>> Begin Extracted information

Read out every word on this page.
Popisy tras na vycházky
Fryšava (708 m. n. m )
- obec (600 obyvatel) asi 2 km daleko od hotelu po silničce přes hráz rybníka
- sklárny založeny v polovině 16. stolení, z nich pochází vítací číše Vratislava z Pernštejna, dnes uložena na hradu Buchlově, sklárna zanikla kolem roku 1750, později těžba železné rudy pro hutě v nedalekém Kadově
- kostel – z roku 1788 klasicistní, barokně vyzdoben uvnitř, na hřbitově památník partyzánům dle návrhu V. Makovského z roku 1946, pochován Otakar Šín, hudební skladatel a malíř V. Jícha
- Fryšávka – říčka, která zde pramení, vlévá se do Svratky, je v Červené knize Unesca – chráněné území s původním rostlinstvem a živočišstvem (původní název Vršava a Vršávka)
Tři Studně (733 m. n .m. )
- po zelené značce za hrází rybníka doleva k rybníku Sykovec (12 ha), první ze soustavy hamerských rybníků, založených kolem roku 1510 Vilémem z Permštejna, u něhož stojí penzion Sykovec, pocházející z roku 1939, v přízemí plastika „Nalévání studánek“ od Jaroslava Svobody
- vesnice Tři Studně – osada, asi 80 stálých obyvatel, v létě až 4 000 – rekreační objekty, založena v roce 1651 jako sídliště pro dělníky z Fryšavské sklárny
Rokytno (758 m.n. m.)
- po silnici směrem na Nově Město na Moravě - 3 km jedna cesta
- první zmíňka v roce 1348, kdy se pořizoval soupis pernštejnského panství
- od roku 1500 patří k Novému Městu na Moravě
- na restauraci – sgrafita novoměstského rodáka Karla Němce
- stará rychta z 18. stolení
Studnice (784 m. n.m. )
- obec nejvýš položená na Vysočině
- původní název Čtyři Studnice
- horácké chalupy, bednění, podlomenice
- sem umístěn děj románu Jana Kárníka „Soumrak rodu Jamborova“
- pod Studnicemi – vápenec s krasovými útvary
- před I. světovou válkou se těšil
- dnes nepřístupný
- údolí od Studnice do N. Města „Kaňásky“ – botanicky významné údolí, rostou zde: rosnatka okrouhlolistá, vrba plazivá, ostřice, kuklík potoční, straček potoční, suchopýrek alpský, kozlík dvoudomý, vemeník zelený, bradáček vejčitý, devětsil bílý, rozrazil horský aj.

>> End Extracted information

Work to do: In this exercise, repeat all entries exactly.

Answer below:
Read out every word on this page.
Popisy tras na vycházky
Fryšava (708 m. n. m )
- obec (600 obyvatel) asi 2 km daleko od hotelu po silničce přes hráz rybníka
- sklárny založeny v polovině 16. stolení, z nich pochází vítací číše Vratislava z Pernštejna, dnes uložena na hradu Buchlově, sklárna zanikla kolem roku 1750, později těžba železné rudy pro hutě v nedalekém Kadově
- kostel – z roku 1788 klasicistní, barokně vyzdoben uvnitř, na hřbitově památník partyzánům dle návrhu V. Makovského z roku 1946, pochován Otakar Šín, hudební skladatel a malíř V. Jícha
- Fryšávka – říčka, která zde pramení, vlévá se do Svratky, je v Červené knize Unesca – chráněné území s původním rostlinstvem a živočišstvem (původní název Vršava a Vršávka)
Tři Studně (733 m. n .m. )
- po zelené značce za hrází rybníka doleva k rybníku Sykovec (12 ha), první ze soustavy hamerských rybníků, založených kolem roku 1510 Vilémem z Permštejna, u něhož stojí penzion Sykovec, pocházející z roku 1939, v přízemí plastika „Nalévání studánek“ od Jaroslava Svobody
- vesnice Tři Studně – osada, asi 80 stálých obyvatel, v létě až 4 000 – rekreační objekty, založena v roce 1651 jako sídliště pro dělníky z Fryšavské sklárny
Rokytno (758 m.n. m.)
- po silnici směrem na Nově Město na Moravě - 3 km jedna cesta
- první zmíňka v roce 1348, kdy se pořizoval soupis pernštejnského panství
- od roku 1500 patří k Novému Městu na Moravě
- na restauraci – sgrafita novoměstského rodáka Karla Němce
- stará rychta z 18. stolení
Studnice (784 m. n.m. )
- obec nejvýš položená na Vysočině
- původní název Čtyři Studnice
- horácké chalupy, bednění, podlomenice
- sem umístěn děj románu Jana Kárníka „Soumrak rodu Jamborova“
- pod Studnicemi – vápenec s krasovými útvary
- před I. světovou válkou se těšil
- dnes nepřístupný
- údolí od Studnice do N. Města „Kaňásky“ – botanicky významné údolí, rostou zde: rosnatka okrouhlolistá, vrba plazivá, ostřice, kuklík potoční, straček potoční, suchopýrek alpský, kozlík dvoudomý, vemeník zelený, bradáček vejčitý, devětsil bílý, rozrazil horský aj.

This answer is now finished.